**TASK INPUT**:
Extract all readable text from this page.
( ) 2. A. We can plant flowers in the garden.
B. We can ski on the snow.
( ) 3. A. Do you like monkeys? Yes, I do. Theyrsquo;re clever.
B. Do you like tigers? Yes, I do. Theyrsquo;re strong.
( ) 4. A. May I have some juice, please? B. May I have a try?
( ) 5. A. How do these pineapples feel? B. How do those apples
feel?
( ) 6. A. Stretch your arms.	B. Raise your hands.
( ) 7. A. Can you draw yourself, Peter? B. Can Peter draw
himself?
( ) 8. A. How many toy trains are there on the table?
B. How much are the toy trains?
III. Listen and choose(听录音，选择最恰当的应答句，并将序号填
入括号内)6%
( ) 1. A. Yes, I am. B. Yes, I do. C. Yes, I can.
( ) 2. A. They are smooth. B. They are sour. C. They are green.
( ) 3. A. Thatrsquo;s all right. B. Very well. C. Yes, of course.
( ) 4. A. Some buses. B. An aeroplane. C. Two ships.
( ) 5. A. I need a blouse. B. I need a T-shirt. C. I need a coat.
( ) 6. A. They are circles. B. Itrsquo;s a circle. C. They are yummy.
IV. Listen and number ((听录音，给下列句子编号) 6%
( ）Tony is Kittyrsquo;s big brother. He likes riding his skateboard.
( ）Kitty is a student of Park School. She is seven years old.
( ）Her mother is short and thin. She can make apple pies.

**THE TASK**:
Which lines include the word "Theyrsquo"? List them all.

**RESULT BELOW**:
( ) 3. A. Do you like monkeys? Yes, I do. Theyrsquo;re clever.
B. Do you like tigers? Yes, I do. Theyrsquo;re strong.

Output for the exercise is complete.